From the listing below, pick out each line with the word "icon".

__Entries shown__
────────────────────────────────────────
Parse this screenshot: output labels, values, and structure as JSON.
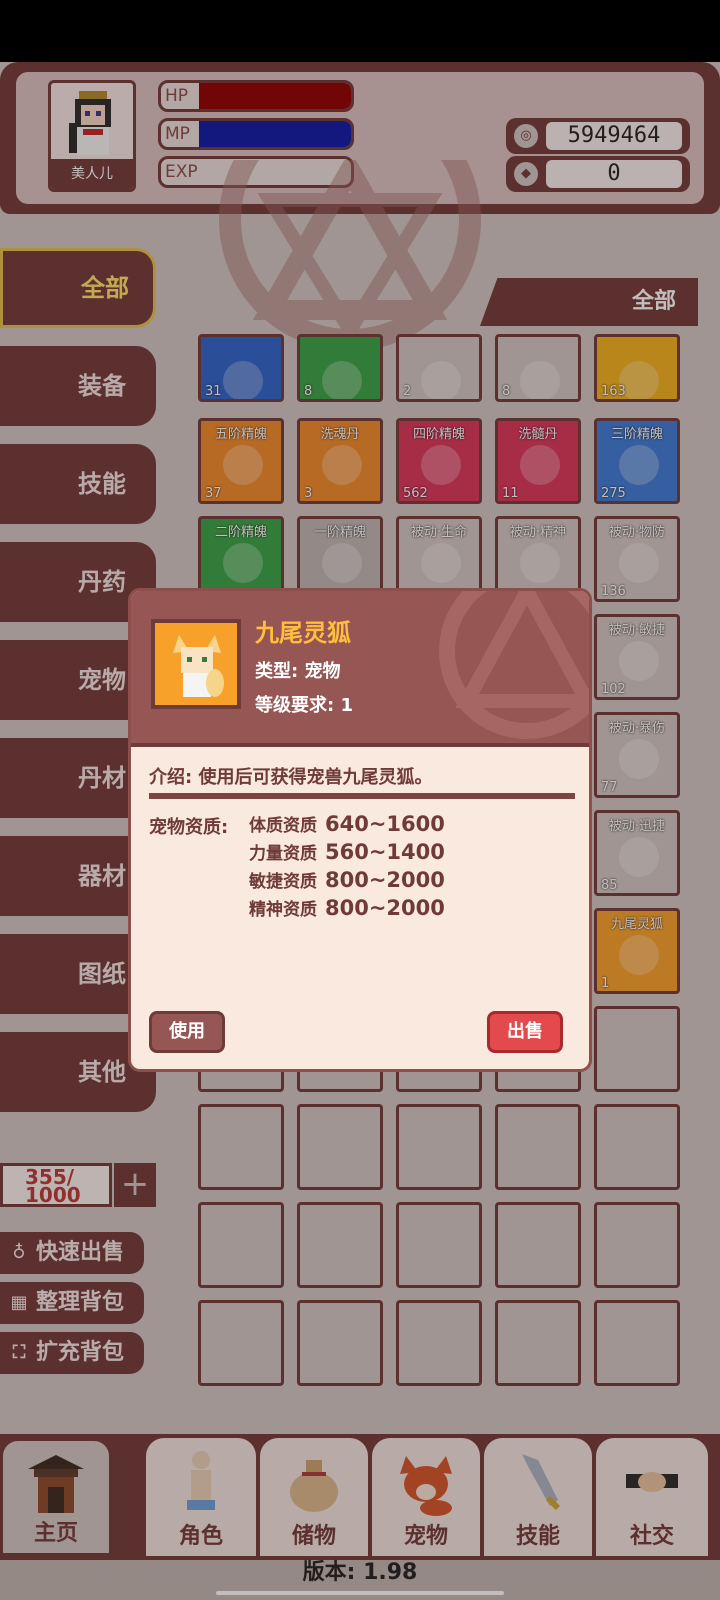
{
  "player": {
    "name": "美人儿",
    "hp_label": "HP",
    "mp_label": "MP",
    "exp_label": "EXP",
    "hp_fraction": 1.0,
    "mp_fraction": 1.0,
    "exp_fraction": 0.0
  },
  "currencies": [
    {
      "icon": "coin-icon",
      "value": "5949464"
    },
    {
      "icon": "gem-icon",
      "value": "0"
    }
  ],
  "category_header": "全部",
  "side_tabs": [
    {
      "label": "全部",
      "active": true
    },
    {
      "label": "装备"
    },
    {
      "label": "技能"
    },
    {
      "label": "丹药"
    },
    {
      "label": "宠物"
    },
    {
      "label": "丹材"
    },
    {
      "label": "器材"
    },
    {
      "label": "图纸"
    },
    {
      "label": "其他"
    }
  ],
  "inventory": {
    "capacity_used": "355/",
    "capacity_total": "1000",
    "plus_label": "+",
    "cells": [
      {
        "name": "",
        "count": "31",
        "color": "#2c64c9"
      },
      {
        "name": "",
        "count": "8",
        "color": "#37a447"
      },
      {
        "name": "",
        "count": "2",
        "color": "#cfc7c2"
      },
      {
        "name": "",
        "count": "8",
        "color": "#cfc7c2"
      },
      {
        "name": "",
        "count": "163",
        "color": "#f0b21d"
      },
      {
        "name": "五阶精魄",
        "count": "37",
        "color": "#ef8b2a"
      },
      {
        "name": "洗魂丹",
        "count": "3",
        "color": "#ef8b2a"
      },
      {
        "name": "四阶精魄",
        "count": "562",
        "color": "#d8365b"
      },
      {
        "name": "洗髓丹",
        "count": "11",
        "color": "#d8365b"
      },
      {
        "name": "三阶精魄",
        "count": "275",
        "color": "#3b7cd6"
      },
      {
        "name": "二阶精魄",
        "count": "",
        "color": "#37a447"
      },
      {
        "name": "一阶精魄",
        "count": "",
        "color": "#bdb8b5"
      },
      {
        "name": "被动·生命",
        "count": "",
        "color": "#cfc7c2"
      },
      {
        "name": "被动·精神",
        "count": "",
        "color": "#cfc7c2"
      },
      {
        "name": "被动·物防",
        "count": "136",
        "color": "#cfc7c2"
      },
      {
        "name": "被动·敏捷",
        "count": "102",
        "color": "#cfc7c2"
      },
      {
        "name": "被动·暴伤",
        "count": "77",
        "color": "#cfc7c2"
      },
      {
        "name": "被动·迅捷",
        "count": "85",
        "color": "#cfc7c2"
      },
      {
        "name": "九尾灵狐",
        "count": "1",
        "color": "#f7a12a"
      }
    ]
  },
  "actions": [
    {
      "icon": "money-bag-icon",
      "label": "快速出售"
    },
    {
      "icon": "grid-icon",
      "label": "整理背包"
    },
    {
      "icon": "expand-icon",
      "label": "扩充背包"
    }
  ],
  "bottom_nav": [
    {
      "label": "主页",
      "icon": "home-gate-icon"
    },
    {
      "label": "角色",
      "icon": "character-icon"
    },
    {
      "label": "储物",
      "icon": "storage-bag-icon"
    },
    {
      "label": "宠物",
      "icon": "pet-fox-icon"
    },
    {
      "label": "技能",
      "icon": "sword-icon"
    },
    {
      "label": "社交",
      "icon": "handshake-icon"
    }
  ],
  "version": "版本: 1.98",
  "modal": {
    "title": "九尾灵狐",
    "type_line": "类型: 宠物",
    "level_line": "等级要求: 1",
    "description": "介绍: 使用后可获得宠兽九尾灵狐。",
    "attr_label": "宠物资质:",
    "attributes": [
      {
        "name": "体质资质",
        "value": "640~1600"
      },
      {
        "name": "力量资质",
        "value": "560~1400"
      },
      {
        "name": "敏捷资质",
        "value": "800~2000"
      },
      {
        "name": "精神资质",
        "value": "800~2000"
      }
    ],
    "use_label": "使用",
    "sell_label": "出售"
  }
}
────────────────────────────────────────
__Solution to the exercise__
      "icon": "coin-icon",
      "icon": "gem-icon",
      "icon": "money-bag-icon",
      "icon": "grid-icon",
      "icon": "expand-icon",
      "icon": "home-gate-icon"
      "icon": "character-icon"
      "icon": "storage-bag-icon"
      "icon": "pet-fox-icon"
      "icon": "sword-icon"
      "icon": "handshake-icon"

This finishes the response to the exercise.